> _WHAT THE TASK REQUIRES_:
Find each line containing the string "phần" and return it.

> _DATASET EXTRACT_:
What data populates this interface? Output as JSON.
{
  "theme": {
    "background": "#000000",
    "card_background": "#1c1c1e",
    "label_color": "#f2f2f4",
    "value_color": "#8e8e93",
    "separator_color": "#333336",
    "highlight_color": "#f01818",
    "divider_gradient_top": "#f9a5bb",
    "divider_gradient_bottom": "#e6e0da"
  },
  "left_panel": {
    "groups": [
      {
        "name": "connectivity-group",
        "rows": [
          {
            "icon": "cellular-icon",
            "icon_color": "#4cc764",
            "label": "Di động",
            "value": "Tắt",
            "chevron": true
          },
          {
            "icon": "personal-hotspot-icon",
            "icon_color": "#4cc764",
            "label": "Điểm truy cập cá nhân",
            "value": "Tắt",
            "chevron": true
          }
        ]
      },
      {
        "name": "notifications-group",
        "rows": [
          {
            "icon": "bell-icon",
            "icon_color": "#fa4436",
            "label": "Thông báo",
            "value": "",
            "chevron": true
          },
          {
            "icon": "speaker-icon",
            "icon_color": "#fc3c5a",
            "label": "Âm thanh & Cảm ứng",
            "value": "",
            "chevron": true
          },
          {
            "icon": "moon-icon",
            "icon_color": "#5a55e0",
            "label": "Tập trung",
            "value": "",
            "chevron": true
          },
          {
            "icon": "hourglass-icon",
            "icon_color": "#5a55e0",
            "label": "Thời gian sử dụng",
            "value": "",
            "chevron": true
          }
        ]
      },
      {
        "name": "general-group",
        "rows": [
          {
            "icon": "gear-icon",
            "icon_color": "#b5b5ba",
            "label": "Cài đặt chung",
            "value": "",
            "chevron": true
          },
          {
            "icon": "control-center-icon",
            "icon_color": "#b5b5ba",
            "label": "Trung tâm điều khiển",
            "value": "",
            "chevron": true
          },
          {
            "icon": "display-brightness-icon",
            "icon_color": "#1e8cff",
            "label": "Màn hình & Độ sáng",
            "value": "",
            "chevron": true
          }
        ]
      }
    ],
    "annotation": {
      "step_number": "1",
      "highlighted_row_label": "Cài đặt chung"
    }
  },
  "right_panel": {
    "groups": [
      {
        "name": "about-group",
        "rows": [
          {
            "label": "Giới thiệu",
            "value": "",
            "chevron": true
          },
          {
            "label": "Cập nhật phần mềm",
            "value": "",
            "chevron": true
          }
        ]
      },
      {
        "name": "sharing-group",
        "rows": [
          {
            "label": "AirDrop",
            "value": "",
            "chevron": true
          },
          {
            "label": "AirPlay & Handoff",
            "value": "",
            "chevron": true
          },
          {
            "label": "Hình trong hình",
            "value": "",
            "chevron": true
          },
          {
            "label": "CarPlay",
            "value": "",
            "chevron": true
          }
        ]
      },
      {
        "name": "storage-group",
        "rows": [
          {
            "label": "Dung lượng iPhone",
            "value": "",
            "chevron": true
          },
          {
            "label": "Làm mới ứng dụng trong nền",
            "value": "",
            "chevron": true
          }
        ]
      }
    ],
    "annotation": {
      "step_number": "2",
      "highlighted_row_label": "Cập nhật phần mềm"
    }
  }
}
==
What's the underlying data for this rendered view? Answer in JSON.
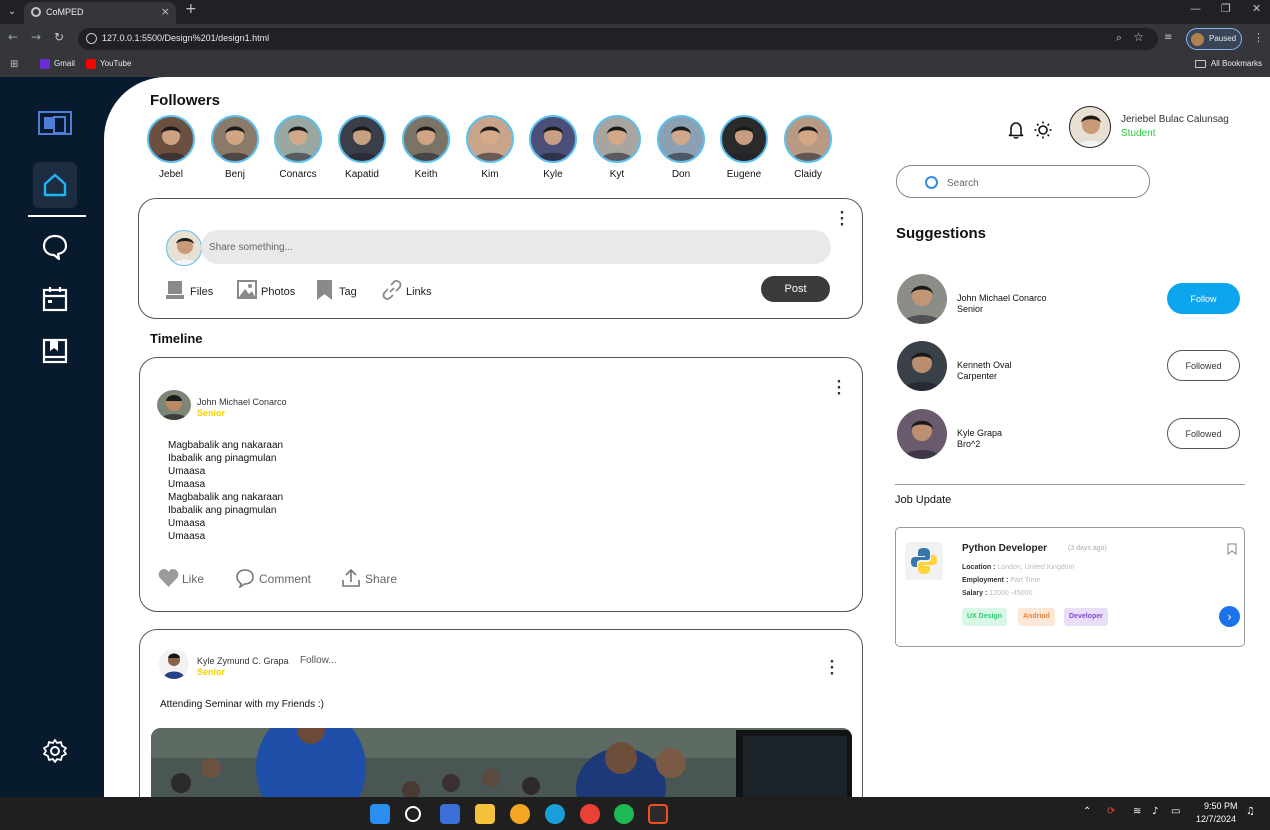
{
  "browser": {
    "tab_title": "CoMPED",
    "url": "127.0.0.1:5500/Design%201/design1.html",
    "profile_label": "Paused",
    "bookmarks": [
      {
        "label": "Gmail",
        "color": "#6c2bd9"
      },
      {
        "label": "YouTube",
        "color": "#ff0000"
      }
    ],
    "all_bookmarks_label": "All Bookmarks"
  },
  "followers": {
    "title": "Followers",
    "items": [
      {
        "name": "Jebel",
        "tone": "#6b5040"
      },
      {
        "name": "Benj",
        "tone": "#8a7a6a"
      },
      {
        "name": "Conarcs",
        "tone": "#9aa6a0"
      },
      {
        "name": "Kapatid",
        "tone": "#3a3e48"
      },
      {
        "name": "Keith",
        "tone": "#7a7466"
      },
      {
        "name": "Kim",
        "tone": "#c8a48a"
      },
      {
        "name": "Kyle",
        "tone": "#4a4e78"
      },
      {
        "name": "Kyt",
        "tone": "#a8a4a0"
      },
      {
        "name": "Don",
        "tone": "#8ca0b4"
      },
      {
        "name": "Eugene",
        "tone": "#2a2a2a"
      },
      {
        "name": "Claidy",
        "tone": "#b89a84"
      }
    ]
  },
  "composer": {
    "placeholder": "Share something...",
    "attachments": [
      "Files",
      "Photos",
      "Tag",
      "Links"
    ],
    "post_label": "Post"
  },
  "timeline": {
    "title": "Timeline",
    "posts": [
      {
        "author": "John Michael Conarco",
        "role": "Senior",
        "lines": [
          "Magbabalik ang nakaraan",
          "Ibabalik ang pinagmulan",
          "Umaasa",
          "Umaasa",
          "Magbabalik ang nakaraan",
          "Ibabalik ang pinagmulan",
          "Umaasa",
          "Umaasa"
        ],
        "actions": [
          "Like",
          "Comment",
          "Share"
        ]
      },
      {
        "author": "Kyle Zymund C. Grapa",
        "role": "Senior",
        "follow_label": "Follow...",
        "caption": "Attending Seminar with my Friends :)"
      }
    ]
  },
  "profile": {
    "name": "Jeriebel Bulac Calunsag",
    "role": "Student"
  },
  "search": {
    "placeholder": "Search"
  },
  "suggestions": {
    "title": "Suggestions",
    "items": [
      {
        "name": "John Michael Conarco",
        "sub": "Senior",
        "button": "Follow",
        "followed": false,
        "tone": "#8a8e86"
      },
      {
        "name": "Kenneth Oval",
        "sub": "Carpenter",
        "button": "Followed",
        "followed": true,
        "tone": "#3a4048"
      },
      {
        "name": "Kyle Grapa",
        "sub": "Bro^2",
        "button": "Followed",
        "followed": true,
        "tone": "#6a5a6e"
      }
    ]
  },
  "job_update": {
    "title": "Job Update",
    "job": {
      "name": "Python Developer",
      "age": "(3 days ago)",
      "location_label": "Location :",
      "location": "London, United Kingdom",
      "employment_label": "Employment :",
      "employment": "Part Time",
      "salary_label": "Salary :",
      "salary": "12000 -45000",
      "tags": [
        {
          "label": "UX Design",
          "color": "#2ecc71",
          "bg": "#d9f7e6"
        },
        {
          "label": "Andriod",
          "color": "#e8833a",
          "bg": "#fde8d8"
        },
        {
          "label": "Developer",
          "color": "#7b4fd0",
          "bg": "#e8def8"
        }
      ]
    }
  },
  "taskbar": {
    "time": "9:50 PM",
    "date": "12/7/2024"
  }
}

> _ANSWER TO THE EXERCISE_:
            "label": "Cập nhật phần mềm",
      "highlighted_row_label": "Cập nhật phần mềm"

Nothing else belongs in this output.